**TASK DESCRIPTION**:
Copy exactly, and only, the lines from the line containing "Give me a plain-text" through the last line of the records below, both included, and leave out any pictures.

**MATERIAL FOR THIS TASK**:
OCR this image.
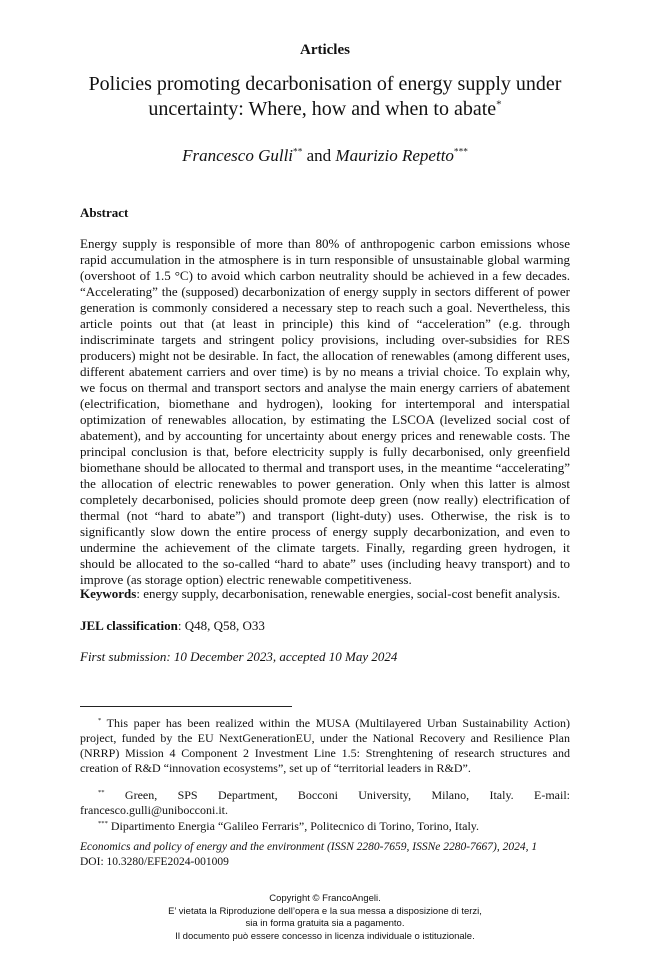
Articles
Policies promoting decarbonisation of energy supply under uncertainty: Where, how and when to abate*
Francesco Gulli** and Maurizio Repetto***
Abstract
Energy supply is responsible of more than 80% of anthropogenic carbon emissions whose rapid accumulation in the atmosphere is in turn responsible of unsustainable global warming (overshoot of 1.5 °C) to avoid which carbon neutrality should be achieved in a few decades. “Accelerating” the (supposed) decarbonization of energy supply in sectors different of power generation is commonly considered a necessary step to reach such a goal. Nevertheless, this article points out that (at least in principle) this kind of “acceleration” (e.g. through indiscriminate targets and stringent policy provisions, including over-subsidies for RES producers) might not be desirable. In fact, the allocation of renewables (among different uses, different abatement carriers and over time) is by no means a trivial choice. To explain why, we focus on thermal and transport sectors and analyse the main energy carriers of abatement (electrification, biomethane and hydrogen), looking for intertemporal and interspatial optimization of renewables allocation, by estimating the LSCOA (levelized social cost of abatement), and by accounting for uncertainty about energy prices and renewable costs. The principal conclusion is that, before electricity supply is fully decarbonised, only greenfield biomethane should be allocated to thermal and transport uses, in the meantime “accelerating” the allocation of electric renewables to power generation. Only when this latter is almost completely decarbonised, policies should promote deep green (now really) electrification of thermal (not “hard to abate”) and transport (light-duty) uses. Otherwise, the risk is to significantly slow down the entire process of energy supply decarbonization, and even to undermine the achievement of the climate targets. Finally, regarding green hydrogen, it should be allocated to the so-called “hard to abate” uses (including heavy transport) and to improve (as storage option) electric renewable competitiveness.
Keywords: energy supply, decarbonisation, renewable energies, social-cost benefit analysis.
JEL classification: Q48, Q58, O33
First submission: 10 December 2023, accepted 10 May 2024
* This paper has been realized within the MUSA (Multilayered Urban Sustainability Action) project, funded by the EU NextGenerationEU, under the National Recovery and Resilience Plan (NRRP) Mission 4 Component 2 Investment Line 1.5: Strenghtening of research structures and creation of R&D “innovation ecosystems”, set up of “territorial leaders in R&D”.
** Green, SPS Department, Bocconi University, Milano, Italy. E-mail: francesco.gulli@unibocconi.it.
*** Dipartimento Energia “Galileo Ferraris”, Politecnico di Torino, Torino, Italy.
Economics and policy of energy and the environment (ISSN 2280-7659, ISSNe 2280-7667), 2024, 1
DOI: 10.3280/EFE2024-001009
Copyright © FrancoAngeli.
E’ vietata la Riproduzione dell’opera e la sua messa a disposizione di terzi,
sia in forma gratuita sia a pagamento.
Il documento può essere concesso in licenza individuale o istituzionale.
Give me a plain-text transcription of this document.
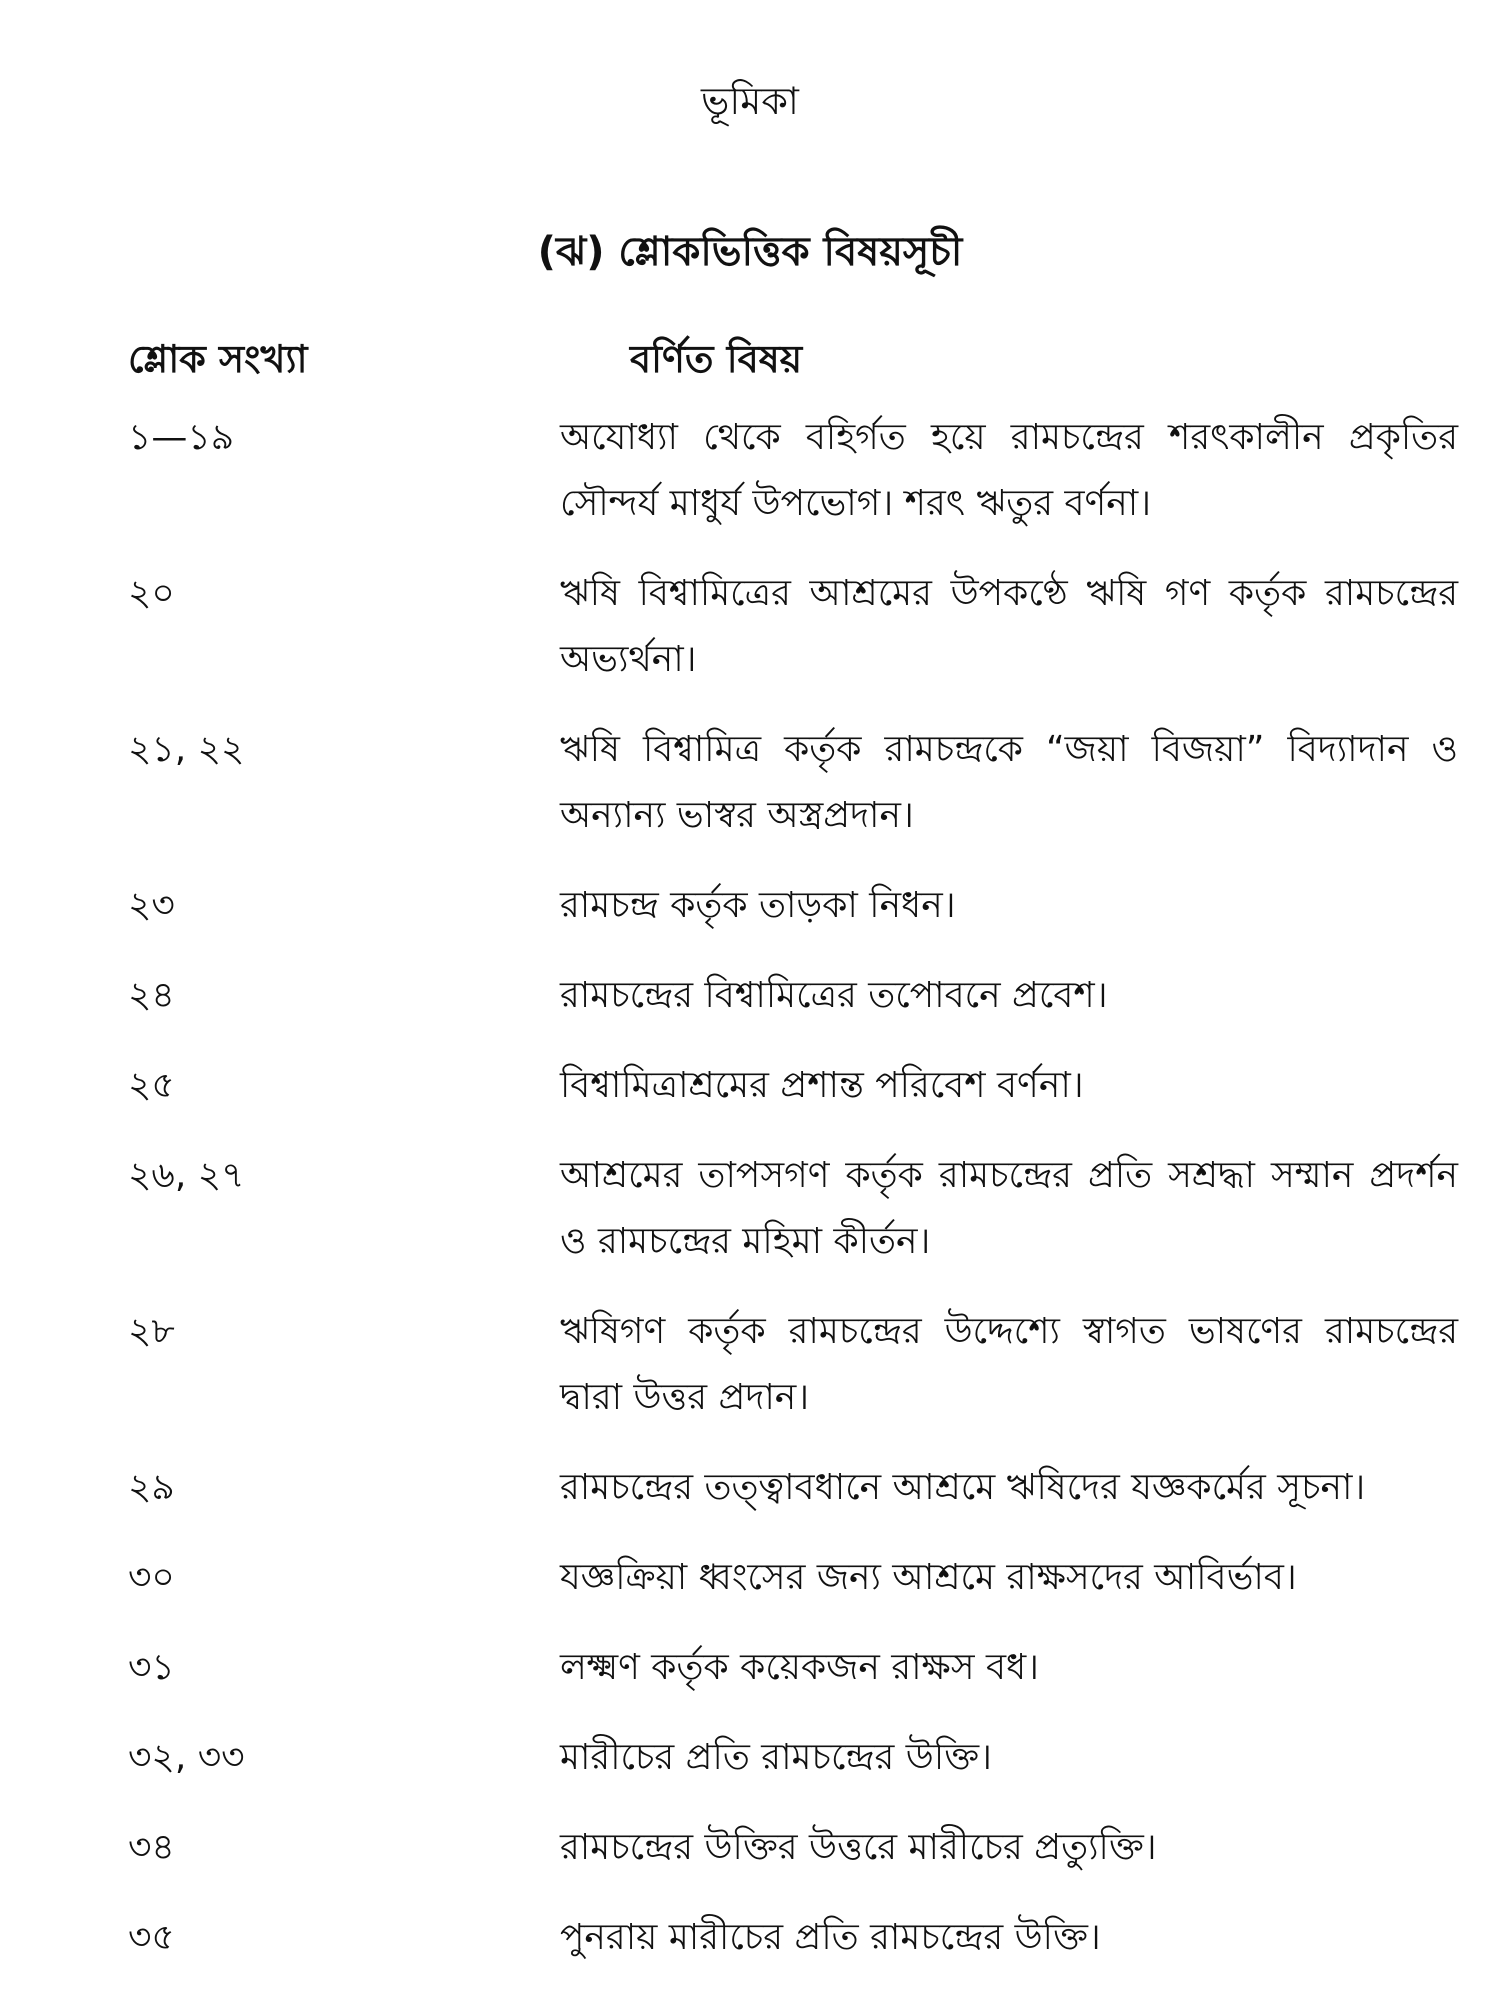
ভূমিকা
(ঝ) শ্লোকভিত্তিক বিষয়সূচী
শ্লোক সংখ্যা	বর্ণিত বিষয়
১—১৯	অযোধ্যা থেকে বহির্গত হয়ে রামচন্দ্রের শরৎকালীন প্রকৃতির সৌন্দর্য মাধুর্য উপভোগ। শরৎ ঋতুর বর্ণনা।
২০	ঋষি বিশ্বামিত্রের আশ্রমের উপকণ্ঠে ঋষি গণ কর্তৃক রামচন্দ্রের অভ্যর্থনা।
২১, ২২	ঋষি বিশ্বামিত্র কর্তৃক রামচন্দ্রকে “জয়া বিজয়া” বিদ্যাদান ও অন্যান্য ভাস্বর অস্ত্রপ্রদান।
২৩	রামচন্দ্র কর্তৃক তাড়কা নিধন।
২৪	রামচন্দ্রের বিশ্বামিত্রের তপোবনে প্রবেশ।
২৫	বিশ্বামিত্রাশ্রমের প্রশান্ত পরিবেশ বর্ণনা।
২৬, ২৭	আশ্রমের তাপসগণ কর্তৃক রামচন্দ্রের প্রতি সশ্রদ্ধা সম্মান প্রদর্শন ও রামচন্দ্রের মহিমা কীর্তন।
২৮	ঋষিগণ কর্তৃক রামচন্দ্রের উদ্দেশ্যে স্বাগত ভাষণের রামচন্দ্রের দ্বারা উত্তর প্রদান।
২৯	রামচন্দ্রের তত্ত্বাবধানে আশ্রমে ঋষিদের যজ্ঞকর্মের সূচনা।
৩০	যজ্ঞক্রিয়া ধ্বংসের জন্য আশ্রমে রাক্ষসদের আবির্ভাব।
৩১	লক্ষ্মণ কর্তৃক কয়েকজন রাক্ষস বধ।
৩২, ৩৩	মারীচের প্রতি রামচন্দ্রের উক্তি।
৩৪	রামচন্দ্রের উক্তির উত্তরে মারীচের প্রত্যুক্তি।
৩৫	পুনরায় মারীচের প্রতি রামচন্দ্রের উক্তি।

**PROBLEM SOLUTION**:
Give me a plain-text transcription of this document.
ভূমিকা
(ঝ) শ্লোকভিত্তিক বিষয়সূচী
শ্লোক সংখ্যা	বর্ণিত বিষয়
১—১৯	অযোধ্যা থেকে বহির্গত হয়ে রামচন্দ্রের শরৎকালীন প্রকৃতির সৌন্দর্য মাধুর্য উপভোগ। শরৎ ঋতুর বর্ণনা।
২০	ঋষি বিশ্বামিত্রের আশ্রমের উপকণ্ঠে ঋষি গণ কর্তৃক রামচন্দ্রের অভ্যর্থনা।
২১, ২২	ঋষি বিশ্বামিত্র কর্তৃক রামচন্দ্রকে “জয়া বিজয়া” বিদ্যাদান ও অন্যান্য ভাস্বর অস্ত্রপ্রদান।
২৩	রামচন্দ্র কর্তৃক তাড়কা নিধন।
২৪	রামচন্দ্রের বিশ্বামিত্রের তপোবনে প্রবেশ।
২৫	বিশ্বামিত্রাশ্রমের প্রশান্ত পরিবেশ বর্ণনা।
২৬, ২৭	আশ্রমের তাপসগণ কর্তৃক রামচন্দ্রের প্রতি সশ্রদ্ধা সম্মান প্রদর্শন ও রামচন্দ্রের মহিমা কীর্তন।
২৮	ঋষিগণ কর্তৃক রামচন্দ্রের উদ্দেশ্যে স্বাগত ভাষণের রামচন্দ্রের দ্বারা উত্তর প্রদান।
২৯	রামচন্দ্রের তত্ত্বাবধানে আশ্রমে ঋষিদের যজ্ঞকর্মের সূচনা।
৩০	যজ্ঞক্রিয়া ধ্বংসের জন্য আশ্রমে রাক্ষসদের আবির্ভাব।
৩১	লক্ষ্মণ কর্তৃক কয়েকজন রাক্ষস বধ।
৩২, ৩৩	মারীচের প্রতি রামচন্দ্রের উক্তি।
৩৪	রামচন্দ্রের উক্তির উত্তরে মারীচের প্রত্যুক্তি।
৩৫	পুনরায় মারীচের প্রতি রামচন্দ্রের উক্তি।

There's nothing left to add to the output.